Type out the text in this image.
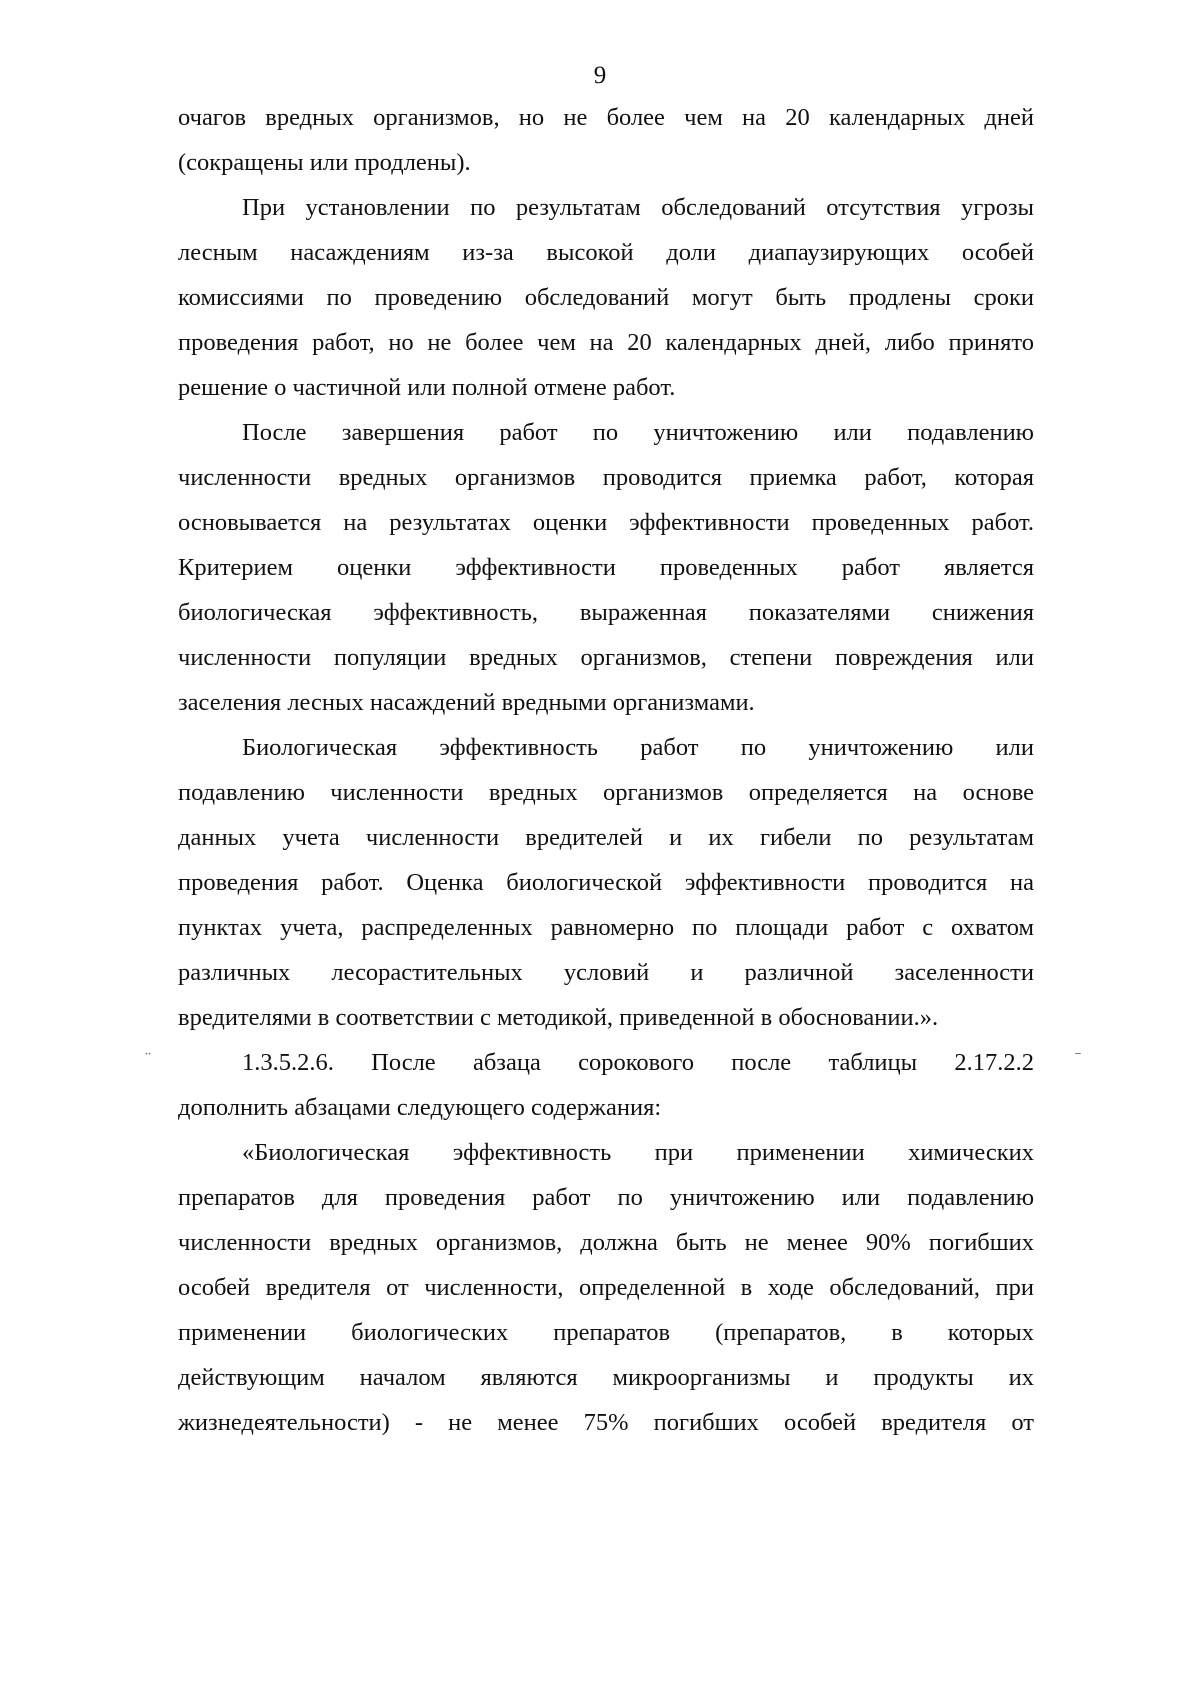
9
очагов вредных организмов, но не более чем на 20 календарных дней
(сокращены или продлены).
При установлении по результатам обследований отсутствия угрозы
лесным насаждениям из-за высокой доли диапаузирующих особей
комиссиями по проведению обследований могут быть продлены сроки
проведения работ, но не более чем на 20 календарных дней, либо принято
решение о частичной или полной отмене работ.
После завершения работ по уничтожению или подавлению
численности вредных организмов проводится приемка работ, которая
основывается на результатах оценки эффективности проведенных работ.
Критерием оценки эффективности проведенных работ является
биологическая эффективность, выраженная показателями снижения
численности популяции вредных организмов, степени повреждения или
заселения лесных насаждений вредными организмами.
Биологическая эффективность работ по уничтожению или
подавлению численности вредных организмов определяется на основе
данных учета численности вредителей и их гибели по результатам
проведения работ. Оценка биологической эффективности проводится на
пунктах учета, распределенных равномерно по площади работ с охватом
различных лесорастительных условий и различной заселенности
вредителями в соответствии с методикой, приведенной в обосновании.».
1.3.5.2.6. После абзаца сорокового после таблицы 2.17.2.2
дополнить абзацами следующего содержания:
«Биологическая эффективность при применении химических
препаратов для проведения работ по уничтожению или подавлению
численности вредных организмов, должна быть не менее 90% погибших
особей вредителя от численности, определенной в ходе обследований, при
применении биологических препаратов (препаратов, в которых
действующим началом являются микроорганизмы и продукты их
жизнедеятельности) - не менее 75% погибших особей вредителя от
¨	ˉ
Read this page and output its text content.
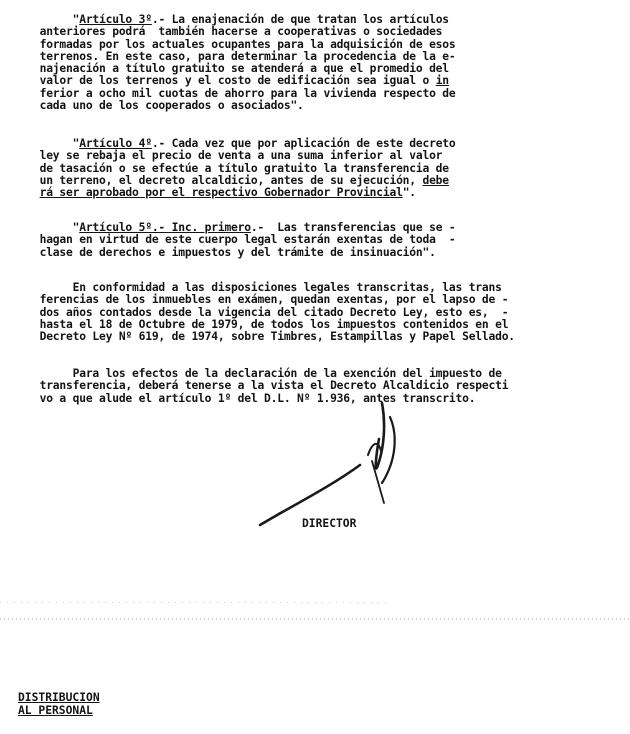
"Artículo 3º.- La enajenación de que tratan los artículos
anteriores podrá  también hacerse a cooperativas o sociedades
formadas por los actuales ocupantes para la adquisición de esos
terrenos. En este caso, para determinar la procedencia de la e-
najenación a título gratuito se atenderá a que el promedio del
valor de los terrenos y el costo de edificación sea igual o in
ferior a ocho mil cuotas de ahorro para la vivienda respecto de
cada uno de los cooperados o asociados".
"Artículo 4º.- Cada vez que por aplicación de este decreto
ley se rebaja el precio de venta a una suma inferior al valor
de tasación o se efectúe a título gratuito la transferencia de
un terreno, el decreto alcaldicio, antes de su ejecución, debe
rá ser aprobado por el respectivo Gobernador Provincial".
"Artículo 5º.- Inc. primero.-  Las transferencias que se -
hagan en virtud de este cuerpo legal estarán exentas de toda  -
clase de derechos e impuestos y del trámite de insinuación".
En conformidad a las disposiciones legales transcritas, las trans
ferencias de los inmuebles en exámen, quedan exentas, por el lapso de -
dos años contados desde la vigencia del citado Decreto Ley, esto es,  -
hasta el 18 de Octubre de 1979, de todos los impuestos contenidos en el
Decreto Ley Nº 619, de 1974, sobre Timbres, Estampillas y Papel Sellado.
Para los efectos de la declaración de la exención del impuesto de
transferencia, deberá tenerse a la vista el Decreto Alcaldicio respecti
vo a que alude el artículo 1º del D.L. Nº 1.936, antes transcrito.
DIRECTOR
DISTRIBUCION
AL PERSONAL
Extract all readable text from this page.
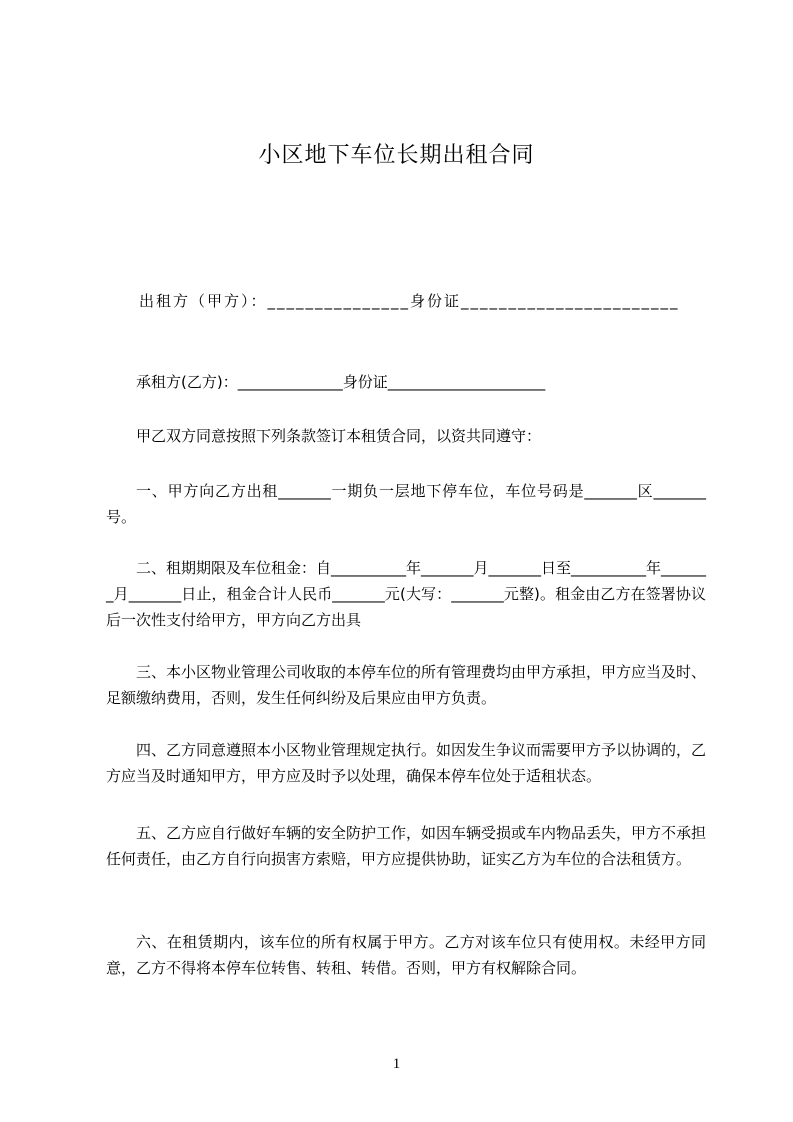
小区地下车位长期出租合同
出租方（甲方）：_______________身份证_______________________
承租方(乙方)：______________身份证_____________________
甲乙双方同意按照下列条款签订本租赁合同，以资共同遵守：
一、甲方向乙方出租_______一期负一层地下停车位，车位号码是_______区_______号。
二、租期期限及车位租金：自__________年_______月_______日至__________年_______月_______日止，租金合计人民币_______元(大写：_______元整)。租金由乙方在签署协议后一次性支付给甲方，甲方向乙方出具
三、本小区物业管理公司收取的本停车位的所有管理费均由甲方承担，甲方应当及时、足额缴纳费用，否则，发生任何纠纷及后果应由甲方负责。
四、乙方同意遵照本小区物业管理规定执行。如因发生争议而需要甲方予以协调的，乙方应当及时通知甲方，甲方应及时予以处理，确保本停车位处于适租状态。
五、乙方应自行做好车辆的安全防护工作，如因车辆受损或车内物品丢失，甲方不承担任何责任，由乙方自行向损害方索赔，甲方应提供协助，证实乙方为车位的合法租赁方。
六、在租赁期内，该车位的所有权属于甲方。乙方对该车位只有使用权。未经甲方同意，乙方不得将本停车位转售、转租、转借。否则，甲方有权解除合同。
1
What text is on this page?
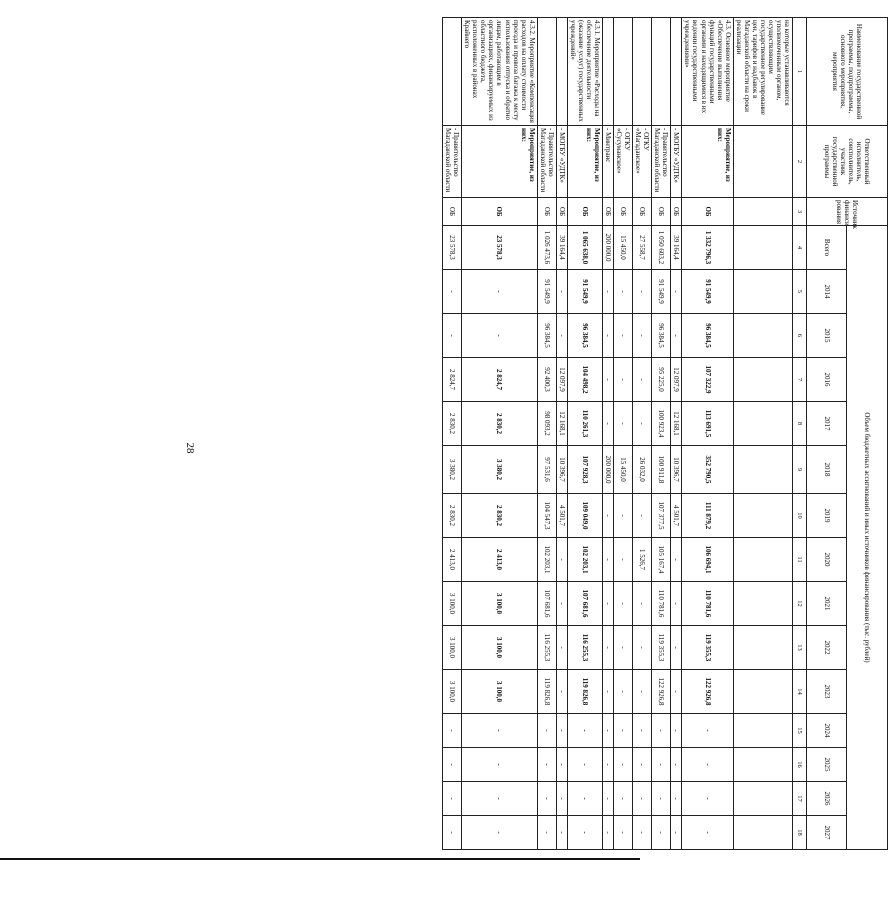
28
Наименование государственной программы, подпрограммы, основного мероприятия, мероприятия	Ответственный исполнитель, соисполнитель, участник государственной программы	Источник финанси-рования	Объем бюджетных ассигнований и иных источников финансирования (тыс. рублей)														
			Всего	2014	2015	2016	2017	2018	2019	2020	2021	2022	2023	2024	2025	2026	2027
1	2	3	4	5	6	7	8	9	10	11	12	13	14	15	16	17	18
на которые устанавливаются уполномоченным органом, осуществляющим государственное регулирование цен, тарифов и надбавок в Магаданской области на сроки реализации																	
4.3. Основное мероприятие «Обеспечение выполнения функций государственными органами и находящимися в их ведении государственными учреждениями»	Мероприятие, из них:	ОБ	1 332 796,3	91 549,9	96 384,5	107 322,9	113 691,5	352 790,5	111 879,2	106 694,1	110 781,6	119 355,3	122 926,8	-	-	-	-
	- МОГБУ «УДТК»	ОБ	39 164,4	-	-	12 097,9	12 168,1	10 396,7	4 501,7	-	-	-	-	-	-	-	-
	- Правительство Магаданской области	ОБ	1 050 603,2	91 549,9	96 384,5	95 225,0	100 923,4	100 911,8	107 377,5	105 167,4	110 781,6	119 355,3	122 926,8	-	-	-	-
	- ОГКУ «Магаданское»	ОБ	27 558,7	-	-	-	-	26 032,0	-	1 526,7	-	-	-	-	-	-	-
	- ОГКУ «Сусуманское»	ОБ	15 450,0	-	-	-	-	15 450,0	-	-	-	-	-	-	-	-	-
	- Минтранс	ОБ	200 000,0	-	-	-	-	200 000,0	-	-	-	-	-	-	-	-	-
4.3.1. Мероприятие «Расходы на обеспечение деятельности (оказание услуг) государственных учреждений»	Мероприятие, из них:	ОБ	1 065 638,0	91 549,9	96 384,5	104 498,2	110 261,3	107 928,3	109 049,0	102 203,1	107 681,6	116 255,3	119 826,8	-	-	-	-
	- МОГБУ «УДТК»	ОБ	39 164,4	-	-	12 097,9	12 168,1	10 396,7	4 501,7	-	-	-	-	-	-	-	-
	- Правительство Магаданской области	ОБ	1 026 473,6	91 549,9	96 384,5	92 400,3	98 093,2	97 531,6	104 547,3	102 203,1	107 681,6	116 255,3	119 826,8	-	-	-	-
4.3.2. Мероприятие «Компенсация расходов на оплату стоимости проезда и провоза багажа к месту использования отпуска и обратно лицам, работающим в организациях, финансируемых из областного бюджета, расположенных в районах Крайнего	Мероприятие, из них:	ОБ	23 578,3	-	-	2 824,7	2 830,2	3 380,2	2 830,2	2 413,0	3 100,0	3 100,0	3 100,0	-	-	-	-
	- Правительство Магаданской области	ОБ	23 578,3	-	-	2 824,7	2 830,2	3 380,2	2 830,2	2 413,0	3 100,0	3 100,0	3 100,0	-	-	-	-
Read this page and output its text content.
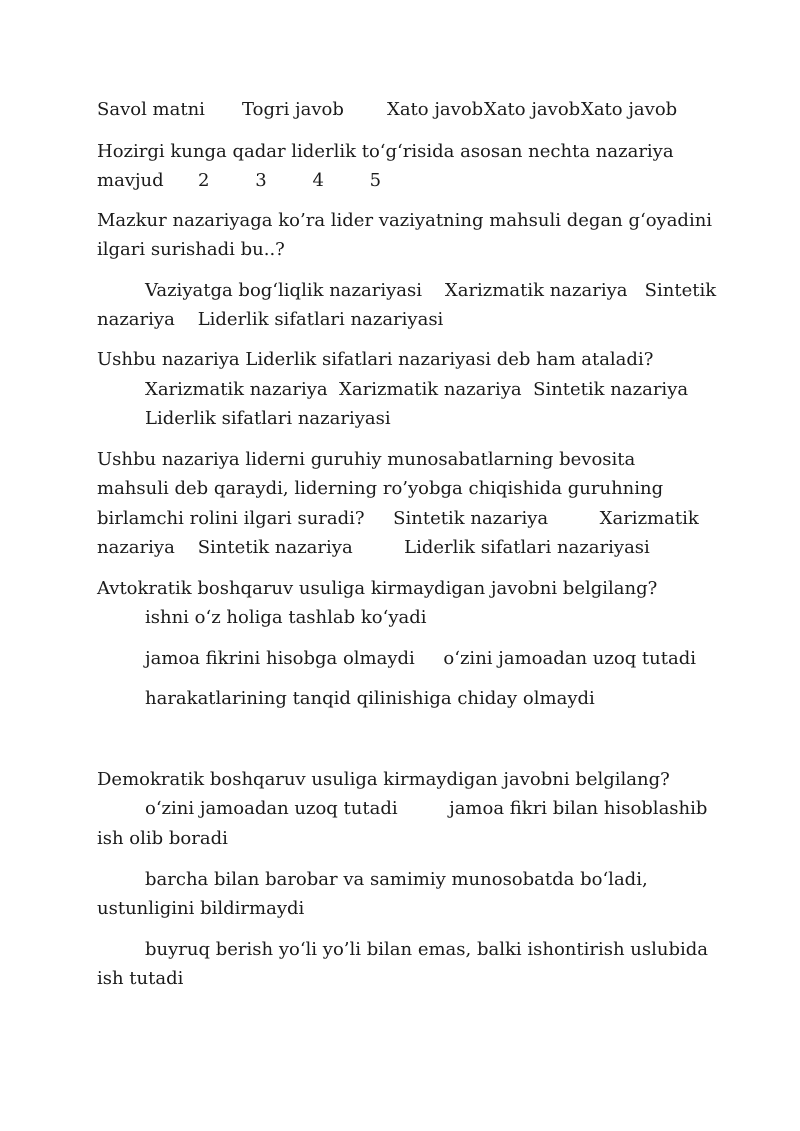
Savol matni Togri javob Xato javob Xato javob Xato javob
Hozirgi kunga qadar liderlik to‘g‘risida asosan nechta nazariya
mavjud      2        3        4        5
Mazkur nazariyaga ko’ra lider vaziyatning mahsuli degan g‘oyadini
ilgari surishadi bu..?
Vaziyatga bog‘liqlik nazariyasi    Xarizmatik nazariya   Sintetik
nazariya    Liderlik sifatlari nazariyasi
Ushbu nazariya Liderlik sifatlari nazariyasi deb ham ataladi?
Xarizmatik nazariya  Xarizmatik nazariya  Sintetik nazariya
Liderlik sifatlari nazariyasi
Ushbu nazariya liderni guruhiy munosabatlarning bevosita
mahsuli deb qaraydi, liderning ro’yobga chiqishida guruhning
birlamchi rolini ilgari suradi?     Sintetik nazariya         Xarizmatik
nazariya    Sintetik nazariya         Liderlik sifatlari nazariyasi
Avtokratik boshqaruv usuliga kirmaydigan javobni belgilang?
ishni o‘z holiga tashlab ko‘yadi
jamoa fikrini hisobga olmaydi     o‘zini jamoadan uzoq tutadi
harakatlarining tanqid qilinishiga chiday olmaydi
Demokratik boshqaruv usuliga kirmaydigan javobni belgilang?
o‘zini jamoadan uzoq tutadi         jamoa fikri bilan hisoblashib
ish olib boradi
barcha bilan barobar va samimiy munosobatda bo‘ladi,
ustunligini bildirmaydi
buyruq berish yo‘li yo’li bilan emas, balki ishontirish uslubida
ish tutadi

Do this:
Going through the entries above, report how many lines include the string "zini". The number alone is the answer.

Expected answer:
2